# Requirements
The records are to be restated in their entirety, word for word.
:: Records supplied ::
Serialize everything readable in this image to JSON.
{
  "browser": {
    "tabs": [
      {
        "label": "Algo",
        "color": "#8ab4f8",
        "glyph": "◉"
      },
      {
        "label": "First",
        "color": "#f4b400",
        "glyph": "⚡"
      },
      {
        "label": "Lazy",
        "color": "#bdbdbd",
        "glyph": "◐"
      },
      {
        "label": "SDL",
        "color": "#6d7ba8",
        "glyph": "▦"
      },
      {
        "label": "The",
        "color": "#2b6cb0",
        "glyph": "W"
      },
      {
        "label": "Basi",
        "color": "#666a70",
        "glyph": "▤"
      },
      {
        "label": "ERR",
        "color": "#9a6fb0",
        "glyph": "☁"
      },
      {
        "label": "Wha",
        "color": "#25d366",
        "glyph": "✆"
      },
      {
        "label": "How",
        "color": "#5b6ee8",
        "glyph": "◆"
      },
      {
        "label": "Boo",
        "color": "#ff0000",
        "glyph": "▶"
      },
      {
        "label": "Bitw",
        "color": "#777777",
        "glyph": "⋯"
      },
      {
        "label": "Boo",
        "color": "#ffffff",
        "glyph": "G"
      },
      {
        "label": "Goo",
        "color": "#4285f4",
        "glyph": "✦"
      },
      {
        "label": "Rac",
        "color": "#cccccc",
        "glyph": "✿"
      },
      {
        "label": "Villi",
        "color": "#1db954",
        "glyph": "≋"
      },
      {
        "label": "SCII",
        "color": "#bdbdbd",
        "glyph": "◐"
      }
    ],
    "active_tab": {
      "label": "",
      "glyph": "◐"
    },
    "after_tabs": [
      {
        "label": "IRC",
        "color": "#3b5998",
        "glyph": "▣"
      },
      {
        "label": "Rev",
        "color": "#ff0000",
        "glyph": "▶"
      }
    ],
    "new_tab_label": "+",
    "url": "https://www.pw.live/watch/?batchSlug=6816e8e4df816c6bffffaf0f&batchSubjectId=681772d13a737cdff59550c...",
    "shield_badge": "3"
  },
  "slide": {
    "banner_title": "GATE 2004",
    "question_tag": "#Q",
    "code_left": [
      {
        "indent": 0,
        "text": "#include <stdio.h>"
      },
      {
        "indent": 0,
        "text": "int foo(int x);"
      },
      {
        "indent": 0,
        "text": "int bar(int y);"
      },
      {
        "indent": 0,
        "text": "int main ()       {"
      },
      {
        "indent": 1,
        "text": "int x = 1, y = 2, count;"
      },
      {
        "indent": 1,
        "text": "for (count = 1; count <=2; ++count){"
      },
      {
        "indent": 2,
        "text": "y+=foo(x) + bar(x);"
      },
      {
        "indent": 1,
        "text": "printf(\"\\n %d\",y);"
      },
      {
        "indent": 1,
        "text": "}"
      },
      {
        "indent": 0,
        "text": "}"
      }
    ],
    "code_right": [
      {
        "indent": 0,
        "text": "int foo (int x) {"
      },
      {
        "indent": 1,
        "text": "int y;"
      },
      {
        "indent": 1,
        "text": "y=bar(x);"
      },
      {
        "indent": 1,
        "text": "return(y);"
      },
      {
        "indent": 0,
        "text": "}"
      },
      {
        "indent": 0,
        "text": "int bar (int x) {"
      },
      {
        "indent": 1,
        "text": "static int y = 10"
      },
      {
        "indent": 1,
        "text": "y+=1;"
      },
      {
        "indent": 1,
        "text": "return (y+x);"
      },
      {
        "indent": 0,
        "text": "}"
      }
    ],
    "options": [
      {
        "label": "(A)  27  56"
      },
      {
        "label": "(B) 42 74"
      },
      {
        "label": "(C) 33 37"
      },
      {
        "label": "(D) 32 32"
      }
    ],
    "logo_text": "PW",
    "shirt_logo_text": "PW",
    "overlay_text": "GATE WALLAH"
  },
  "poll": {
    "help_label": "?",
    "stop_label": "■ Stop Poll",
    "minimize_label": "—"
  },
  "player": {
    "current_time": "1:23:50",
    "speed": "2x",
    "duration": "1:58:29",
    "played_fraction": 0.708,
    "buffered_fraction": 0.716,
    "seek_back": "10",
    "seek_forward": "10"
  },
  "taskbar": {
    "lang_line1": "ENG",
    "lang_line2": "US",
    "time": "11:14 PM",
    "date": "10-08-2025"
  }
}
:::
# Final result
Serialize everything readable in this image to JSON.
{
  "browser": {
    "tabs": [
      {
        "label": "Algo",
        "color": "#8ab4f8",
        "glyph": "◉"
      },
      {
        "label": "First",
        "color": "#f4b400",
        "glyph": "⚡"
      },
      {
        "label": "Lazy",
        "color": "#bdbdbd",
        "glyph": "◐"
      },
      {
        "label": "SDL",
        "color": "#6d7ba8",
        "glyph": "▦"
      },
      {
        "label": "The",
        "color": "#2b6cb0",
        "glyph": "W"
      },
      {
        "label": "Basi",
        "color": "#666a70",
        "glyph": "▤"
      },
      {
        "label": "ERR",
        "color": "#9a6fb0",
        "glyph": "☁"
      },
      {
        "label": "Wha",
        "color": "#25d366",
        "glyph": "✆"
      },
      {
        "label": "How",
        "color": "#5b6ee8",
        "glyph": "◆"
      },
      {
        "label": "Boo",
        "color": "#ff0000",
        "glyph": "▶"
      },
      {
        "label": "Bitw",
        "color": "#777777",
        "glyph": "⋯"
      },
      {
        "label": "Boo",
        "color": "#ffffff",
        "glyph": "G"
      },
      {
        "label": "Goo",
        "color": "#4285f4",
        "glyph": "✦"
      },
      {
        "label": "Rac",
        "color": "#cccccc",
        "glyph": "✿"
      },
      {
        "label": "Villi",
        "color": "#1db954",
        "glyph": "≋"
      },
      {
        "label": "SCII",
        "color": "#bdbdbd",
        "glyph": "◐"
      }
    ],
    "active_tab": {
      "label": "",
      "glyph": "◐"
    },
    "after_tabs": [
      {
        "label": "IRC",
        "color": "#3b5998",
        "glyph": "▣"
      },
      {
        "label": "Rev",
        "color": "#ff0000",
        "glyph": "▶"
      }
    ],
    "new_tab_label": "+",
    "url": "https://www.pw.live/watch/?batchSlug=6816e8e4df816c6bffffaf0f&batchSubjectId=681772d13a737cdff59550c...",
    "shield_badge": "3"
  },
  "slide": {
    "banner_title": "GATE 2004",
    "question_tag": "#Q",
    "code_left": [
      {
        "indent": 0,
        "text": "#include <stdio.h>"
      },
      {
        "indent": 0,
        "text": "int foo(int x);"
      },
      {
        "indent": 0,
        "text": "int bar(int y);"
      },
      {
        "indent": 0,
        "text": "int main ()       {"
      },
      {
        "indent": 1,
        "text": "int x = 1, y = 2, count;"
      },
      {
        "indent": 1,
        "text": "for (count = 1; count <=2; ++count){"
      },
      {
        "indent": 2,
        "text": "y+=foo(x) + bar(x);"
      },
      {
        "indent": 1,
        "text": "printf(\"\\n %d\",y);"
      },
      {
        "indent": 1,
        "text": "}"
      },
      {
        "indent": 0,
        "text": "}"
      }
    ],
    "code_right": [
      {
        "indent": 0,
        "text": "int foo (int x) {"
      },
      {
        "indent": 1,
        "text": "int y;"
      },
      {
        "indent": 1,
        "text": "y=bar(x);"
      },
      {
        "indent": 1,
        "text": "return(y);"
      },
      {
        "indent": 0,
        "text": "}"
      },
      {
        "indent": 0,
        "text": "int bar (int x) {"
      },
      {
        "indent": 1,
        "text": "static int y = 10"
      },
      {
        "indent": 1,
        "text": "y+=1;"
      },
      {
        "indent": 1,
        "text": "return (y+x);"
      },
      {
        "indent": 0,
        "text": "}"
      }
    ],
    "options": [
      {
        "label": "(A)  27  56"
      },
      {
        "label": "(B) 42 74"
      },
      {
        "label": "(C) 33 37"
      },
      {
        "label": "(D) 32 32"
      }
    ],
    "logo_text": "PW",
    "shirt_logo_text": "PW",
    "overlay_text": "GATE WALLAH"
  },
  "poll": {
    "help_label": "?",
    "stop_label": "■ Stop Poll",
    "minimize_label": "—"
  },
  "player": {
    "current_time": "1:23:50",
    "speed": "2x",
    "duration": "1:58:29",
    "played_fraction": 0.708,
    "buffered_fraction": 0.716,
    "seek_back": "10",
    "seek_forward": "10"
  },
  "taskbar": {
    "lang_line1": "ENG",
    "lang_line2": "US",
    "time": "11:14 PM",
    "date": "10-08-2025"
  }
}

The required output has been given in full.